== Records from a data collection ==

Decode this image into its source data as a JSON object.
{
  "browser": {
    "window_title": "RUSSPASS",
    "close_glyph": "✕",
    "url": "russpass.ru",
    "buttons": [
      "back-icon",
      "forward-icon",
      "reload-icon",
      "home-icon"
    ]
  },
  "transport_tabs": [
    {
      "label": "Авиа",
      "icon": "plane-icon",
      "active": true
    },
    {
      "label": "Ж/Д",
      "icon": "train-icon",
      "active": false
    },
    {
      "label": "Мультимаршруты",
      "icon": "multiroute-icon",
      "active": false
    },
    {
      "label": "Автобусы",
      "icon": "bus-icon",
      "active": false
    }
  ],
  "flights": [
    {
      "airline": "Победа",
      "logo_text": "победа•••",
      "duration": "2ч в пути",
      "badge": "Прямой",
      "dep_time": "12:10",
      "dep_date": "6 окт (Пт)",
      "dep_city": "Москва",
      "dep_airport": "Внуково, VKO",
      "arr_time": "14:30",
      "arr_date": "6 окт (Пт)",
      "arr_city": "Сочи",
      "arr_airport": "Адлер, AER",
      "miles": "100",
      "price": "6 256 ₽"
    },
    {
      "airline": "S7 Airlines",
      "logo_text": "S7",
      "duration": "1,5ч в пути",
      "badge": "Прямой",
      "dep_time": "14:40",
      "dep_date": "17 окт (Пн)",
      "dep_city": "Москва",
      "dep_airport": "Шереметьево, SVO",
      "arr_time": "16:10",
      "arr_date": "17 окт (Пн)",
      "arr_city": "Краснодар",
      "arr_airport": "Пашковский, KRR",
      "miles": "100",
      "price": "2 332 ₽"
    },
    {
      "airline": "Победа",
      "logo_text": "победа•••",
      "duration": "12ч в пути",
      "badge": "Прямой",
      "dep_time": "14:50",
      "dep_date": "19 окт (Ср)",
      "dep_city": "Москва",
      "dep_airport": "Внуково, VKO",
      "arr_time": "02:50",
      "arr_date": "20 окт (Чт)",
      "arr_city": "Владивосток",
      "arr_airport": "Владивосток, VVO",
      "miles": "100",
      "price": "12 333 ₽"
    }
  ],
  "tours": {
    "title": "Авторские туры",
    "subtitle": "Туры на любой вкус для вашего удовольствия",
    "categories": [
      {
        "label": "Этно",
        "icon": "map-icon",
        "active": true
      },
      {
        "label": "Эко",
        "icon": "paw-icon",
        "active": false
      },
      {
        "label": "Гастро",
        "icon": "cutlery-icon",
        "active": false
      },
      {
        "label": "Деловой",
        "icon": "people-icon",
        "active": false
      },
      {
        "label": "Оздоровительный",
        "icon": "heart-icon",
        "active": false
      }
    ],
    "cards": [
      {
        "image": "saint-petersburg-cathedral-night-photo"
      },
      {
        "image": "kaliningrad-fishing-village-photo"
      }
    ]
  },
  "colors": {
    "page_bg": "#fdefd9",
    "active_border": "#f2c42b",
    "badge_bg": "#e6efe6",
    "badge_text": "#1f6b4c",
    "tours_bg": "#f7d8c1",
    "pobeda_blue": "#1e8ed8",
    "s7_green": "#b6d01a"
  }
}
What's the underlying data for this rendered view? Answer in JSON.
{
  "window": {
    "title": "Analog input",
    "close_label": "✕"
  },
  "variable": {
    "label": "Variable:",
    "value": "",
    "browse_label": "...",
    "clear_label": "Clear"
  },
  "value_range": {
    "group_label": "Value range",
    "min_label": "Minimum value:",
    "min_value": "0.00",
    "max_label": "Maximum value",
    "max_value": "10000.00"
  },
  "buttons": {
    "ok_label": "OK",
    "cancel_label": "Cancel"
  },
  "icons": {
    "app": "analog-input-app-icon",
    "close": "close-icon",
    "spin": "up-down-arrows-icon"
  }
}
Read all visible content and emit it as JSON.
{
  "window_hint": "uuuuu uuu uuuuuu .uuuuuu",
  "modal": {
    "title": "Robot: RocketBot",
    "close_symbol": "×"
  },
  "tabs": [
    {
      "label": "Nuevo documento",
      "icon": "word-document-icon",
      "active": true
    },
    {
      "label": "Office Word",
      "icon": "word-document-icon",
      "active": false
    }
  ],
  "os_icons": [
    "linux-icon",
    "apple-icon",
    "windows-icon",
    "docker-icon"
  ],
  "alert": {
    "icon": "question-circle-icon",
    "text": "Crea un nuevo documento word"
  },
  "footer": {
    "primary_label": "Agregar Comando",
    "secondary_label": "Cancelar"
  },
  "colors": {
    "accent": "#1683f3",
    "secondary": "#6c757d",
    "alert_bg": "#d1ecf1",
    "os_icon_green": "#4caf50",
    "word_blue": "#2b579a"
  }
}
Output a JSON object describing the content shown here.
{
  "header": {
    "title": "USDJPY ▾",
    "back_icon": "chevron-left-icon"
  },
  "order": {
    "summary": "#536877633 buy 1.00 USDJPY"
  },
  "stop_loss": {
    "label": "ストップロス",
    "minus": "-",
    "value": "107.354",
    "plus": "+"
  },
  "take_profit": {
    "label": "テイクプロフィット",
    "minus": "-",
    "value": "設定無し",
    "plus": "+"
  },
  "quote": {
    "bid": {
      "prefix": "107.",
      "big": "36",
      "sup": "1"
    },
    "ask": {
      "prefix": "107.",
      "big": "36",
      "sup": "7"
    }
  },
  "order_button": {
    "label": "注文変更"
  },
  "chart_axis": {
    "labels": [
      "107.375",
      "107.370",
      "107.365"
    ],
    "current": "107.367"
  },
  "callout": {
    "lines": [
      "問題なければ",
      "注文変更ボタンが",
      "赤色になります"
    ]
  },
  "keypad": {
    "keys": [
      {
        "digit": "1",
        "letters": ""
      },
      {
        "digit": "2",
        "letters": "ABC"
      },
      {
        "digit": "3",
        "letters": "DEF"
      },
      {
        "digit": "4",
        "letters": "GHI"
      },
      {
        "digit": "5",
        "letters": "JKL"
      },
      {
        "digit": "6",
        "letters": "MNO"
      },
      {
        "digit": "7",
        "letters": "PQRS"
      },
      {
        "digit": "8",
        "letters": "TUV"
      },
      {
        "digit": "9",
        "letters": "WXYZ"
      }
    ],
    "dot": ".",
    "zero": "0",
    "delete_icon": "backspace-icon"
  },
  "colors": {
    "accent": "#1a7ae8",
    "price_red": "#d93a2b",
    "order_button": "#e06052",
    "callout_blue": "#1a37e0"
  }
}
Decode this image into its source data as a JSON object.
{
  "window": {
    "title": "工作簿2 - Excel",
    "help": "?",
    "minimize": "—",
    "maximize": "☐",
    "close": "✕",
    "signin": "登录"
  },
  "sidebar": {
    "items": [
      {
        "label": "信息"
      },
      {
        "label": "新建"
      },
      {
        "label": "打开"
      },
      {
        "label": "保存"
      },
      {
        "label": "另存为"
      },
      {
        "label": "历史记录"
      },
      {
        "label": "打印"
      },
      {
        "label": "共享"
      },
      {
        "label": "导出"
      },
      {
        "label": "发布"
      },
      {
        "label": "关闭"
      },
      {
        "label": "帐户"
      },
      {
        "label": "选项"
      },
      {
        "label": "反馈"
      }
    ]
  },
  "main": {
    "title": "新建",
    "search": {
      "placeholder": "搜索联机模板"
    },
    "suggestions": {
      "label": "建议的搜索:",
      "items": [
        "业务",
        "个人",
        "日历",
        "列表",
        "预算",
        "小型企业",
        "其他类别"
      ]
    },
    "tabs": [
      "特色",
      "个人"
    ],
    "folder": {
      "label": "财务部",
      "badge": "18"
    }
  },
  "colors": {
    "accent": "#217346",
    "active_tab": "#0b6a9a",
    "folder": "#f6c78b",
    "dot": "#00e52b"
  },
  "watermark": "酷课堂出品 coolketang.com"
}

== Requirement ==
Find all lines with "пути" in them and copy each one.

== Expected answer ==
      "duration": "2ч в пути",
      "duration": "1,5ч в пути",
      "duration": "12ч в пути",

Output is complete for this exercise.